Stored dataset items
################
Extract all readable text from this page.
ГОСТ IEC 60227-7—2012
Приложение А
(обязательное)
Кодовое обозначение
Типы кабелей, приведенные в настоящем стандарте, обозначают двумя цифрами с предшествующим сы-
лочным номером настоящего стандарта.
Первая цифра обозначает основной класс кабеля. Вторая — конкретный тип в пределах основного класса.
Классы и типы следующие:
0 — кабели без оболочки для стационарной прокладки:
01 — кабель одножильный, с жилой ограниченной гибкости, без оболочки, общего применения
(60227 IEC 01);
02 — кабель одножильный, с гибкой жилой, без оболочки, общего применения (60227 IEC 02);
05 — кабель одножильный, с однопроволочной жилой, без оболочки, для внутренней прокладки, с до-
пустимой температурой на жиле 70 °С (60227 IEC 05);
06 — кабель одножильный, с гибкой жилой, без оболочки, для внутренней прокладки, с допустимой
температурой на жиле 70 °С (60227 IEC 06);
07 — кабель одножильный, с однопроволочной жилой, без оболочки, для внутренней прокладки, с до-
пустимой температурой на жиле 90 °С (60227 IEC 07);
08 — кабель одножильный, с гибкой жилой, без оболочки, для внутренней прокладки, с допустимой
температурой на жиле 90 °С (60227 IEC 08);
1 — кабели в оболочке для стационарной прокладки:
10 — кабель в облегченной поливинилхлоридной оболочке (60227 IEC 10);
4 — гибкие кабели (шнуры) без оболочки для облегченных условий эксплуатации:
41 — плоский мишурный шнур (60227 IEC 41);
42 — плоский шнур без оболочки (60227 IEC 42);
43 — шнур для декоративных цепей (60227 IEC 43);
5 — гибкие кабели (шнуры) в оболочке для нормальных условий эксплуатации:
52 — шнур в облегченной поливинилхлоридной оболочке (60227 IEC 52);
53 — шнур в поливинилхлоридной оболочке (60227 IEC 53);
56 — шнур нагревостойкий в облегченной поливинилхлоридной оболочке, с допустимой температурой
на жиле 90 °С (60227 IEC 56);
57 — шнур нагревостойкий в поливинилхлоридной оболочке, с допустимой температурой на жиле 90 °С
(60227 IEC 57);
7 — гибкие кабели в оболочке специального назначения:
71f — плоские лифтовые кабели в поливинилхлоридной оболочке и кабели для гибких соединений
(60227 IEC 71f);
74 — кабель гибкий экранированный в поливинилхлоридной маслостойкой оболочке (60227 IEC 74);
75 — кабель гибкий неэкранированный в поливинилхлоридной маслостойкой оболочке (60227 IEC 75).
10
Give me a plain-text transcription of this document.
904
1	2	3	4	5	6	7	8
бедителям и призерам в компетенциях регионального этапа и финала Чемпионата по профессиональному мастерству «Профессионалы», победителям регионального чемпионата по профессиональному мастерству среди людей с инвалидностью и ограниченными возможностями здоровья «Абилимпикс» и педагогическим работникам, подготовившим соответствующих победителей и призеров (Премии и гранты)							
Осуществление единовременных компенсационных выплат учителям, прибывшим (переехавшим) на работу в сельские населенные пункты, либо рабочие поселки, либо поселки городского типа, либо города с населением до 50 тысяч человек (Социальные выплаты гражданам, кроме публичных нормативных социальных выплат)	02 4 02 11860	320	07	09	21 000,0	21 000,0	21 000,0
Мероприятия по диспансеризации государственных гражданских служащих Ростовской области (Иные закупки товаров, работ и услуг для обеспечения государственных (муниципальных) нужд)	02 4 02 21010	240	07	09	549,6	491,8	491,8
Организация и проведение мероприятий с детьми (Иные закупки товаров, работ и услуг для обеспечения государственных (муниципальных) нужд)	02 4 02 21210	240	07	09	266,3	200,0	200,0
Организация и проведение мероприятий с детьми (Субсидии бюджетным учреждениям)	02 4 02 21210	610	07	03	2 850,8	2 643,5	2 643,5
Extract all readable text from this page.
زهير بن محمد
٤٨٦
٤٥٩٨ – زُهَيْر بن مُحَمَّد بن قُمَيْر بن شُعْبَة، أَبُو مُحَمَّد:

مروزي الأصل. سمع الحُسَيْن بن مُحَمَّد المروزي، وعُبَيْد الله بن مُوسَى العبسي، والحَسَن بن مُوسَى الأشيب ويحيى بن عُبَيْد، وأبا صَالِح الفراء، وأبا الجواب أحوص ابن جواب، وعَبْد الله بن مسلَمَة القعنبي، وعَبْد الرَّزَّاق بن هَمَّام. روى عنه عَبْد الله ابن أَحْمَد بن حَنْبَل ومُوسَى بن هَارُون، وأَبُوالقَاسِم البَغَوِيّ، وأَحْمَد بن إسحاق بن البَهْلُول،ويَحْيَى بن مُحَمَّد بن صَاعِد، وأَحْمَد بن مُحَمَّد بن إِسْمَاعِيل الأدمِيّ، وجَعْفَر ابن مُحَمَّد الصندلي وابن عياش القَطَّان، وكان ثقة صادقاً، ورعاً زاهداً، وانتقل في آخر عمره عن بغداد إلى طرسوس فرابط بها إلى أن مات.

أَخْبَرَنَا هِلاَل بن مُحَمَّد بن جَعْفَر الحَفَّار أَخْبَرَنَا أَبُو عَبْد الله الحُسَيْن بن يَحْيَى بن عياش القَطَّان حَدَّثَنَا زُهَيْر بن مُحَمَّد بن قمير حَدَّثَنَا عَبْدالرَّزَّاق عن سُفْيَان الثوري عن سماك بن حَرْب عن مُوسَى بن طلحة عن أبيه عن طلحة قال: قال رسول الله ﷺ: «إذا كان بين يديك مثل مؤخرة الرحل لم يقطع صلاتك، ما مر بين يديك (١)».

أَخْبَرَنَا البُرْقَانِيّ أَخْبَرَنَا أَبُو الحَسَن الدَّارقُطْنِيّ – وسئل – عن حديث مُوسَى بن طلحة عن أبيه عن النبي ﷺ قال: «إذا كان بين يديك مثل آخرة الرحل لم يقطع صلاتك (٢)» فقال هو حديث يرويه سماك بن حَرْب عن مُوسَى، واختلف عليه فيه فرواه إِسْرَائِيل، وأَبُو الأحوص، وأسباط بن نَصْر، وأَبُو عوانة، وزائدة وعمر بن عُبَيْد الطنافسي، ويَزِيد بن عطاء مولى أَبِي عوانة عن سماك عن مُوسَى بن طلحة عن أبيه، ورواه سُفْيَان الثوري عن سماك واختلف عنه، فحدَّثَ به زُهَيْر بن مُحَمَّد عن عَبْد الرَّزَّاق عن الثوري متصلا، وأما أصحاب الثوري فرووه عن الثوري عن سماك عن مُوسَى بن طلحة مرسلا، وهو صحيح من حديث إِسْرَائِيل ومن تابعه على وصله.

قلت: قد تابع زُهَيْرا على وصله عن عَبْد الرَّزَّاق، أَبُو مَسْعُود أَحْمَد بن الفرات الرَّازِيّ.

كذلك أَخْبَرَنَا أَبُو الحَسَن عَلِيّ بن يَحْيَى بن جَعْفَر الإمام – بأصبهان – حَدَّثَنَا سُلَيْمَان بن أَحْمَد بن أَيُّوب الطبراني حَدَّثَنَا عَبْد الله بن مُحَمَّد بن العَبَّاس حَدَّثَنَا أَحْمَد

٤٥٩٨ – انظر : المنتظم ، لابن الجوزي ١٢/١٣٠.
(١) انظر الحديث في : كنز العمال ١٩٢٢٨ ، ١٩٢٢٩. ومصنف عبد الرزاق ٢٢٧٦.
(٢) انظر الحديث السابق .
################
TASK INSTRUCTIONS :: In the entries above, identify each line that includes the string "прокладки", then copy it.

WRITTEN SOLUTION ::
0 — кабели без оболочки для стационарной прокладки:
05 — кабель одножильный, с однопроволочной жилой, без оболочки, для внутренней прокладки, с до-
06 — кабель одножильный, с гибкой жилой, без оболочки, для внутренней прокладки, с допустимой
07 — кабель одножильный, с однопроволочной жилой, без оболочки, для внутренней прокладки, с до-
08 — кабель одножильный, с гибкой жилой, без оболочки, для внутренней прокладки, с допустимой
1 — кабели в оболочке для стационарной прокладки:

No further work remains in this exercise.